======== Supplied entries ========

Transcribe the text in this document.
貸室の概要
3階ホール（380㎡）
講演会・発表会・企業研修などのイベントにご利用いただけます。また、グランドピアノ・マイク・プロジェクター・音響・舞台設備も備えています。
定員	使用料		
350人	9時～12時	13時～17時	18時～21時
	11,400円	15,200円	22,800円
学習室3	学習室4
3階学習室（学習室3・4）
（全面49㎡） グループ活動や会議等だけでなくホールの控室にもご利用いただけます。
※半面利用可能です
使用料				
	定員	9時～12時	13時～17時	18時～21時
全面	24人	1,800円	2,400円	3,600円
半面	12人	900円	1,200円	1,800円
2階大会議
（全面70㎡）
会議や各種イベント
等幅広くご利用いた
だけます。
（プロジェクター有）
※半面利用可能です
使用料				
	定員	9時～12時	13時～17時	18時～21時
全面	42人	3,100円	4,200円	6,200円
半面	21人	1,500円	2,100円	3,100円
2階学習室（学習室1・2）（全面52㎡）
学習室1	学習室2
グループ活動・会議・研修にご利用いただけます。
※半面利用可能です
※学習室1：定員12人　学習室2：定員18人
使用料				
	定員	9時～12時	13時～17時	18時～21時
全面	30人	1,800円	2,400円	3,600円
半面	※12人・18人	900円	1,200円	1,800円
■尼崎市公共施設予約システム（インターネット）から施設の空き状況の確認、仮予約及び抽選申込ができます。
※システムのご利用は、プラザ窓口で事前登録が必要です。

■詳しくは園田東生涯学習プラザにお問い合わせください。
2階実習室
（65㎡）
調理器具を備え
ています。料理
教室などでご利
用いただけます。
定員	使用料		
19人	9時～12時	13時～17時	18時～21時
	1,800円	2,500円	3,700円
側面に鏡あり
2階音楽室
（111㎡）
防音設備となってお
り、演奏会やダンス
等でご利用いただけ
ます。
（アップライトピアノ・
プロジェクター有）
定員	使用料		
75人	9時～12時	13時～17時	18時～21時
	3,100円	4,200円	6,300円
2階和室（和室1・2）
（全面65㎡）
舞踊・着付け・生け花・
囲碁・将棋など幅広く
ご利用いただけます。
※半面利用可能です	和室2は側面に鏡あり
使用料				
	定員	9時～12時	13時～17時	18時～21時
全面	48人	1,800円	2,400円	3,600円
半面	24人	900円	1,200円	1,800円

========
======== Supplied entries ========

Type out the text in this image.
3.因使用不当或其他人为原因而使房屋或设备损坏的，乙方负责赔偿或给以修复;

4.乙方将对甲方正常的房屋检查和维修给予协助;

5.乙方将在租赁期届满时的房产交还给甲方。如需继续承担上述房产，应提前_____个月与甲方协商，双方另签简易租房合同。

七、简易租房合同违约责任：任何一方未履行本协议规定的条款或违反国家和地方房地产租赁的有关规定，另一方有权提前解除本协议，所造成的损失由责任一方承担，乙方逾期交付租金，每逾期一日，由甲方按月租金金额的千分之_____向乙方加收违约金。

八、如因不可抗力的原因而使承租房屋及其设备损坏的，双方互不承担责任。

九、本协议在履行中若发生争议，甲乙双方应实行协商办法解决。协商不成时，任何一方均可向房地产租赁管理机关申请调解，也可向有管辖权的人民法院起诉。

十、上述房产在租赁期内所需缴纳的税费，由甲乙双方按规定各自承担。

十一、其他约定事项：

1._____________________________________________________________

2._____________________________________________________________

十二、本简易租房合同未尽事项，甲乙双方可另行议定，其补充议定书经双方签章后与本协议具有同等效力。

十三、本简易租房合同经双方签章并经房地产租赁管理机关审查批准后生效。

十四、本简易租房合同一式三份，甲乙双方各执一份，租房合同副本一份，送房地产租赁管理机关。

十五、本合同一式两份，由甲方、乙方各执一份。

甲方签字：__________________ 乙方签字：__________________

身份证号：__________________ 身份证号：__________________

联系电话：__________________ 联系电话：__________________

========

* [Stated goal]
Which lines in the data above contain "this"? Show each one.

* [Task output]
Transcribe the text in this document.
Type out the text in this image.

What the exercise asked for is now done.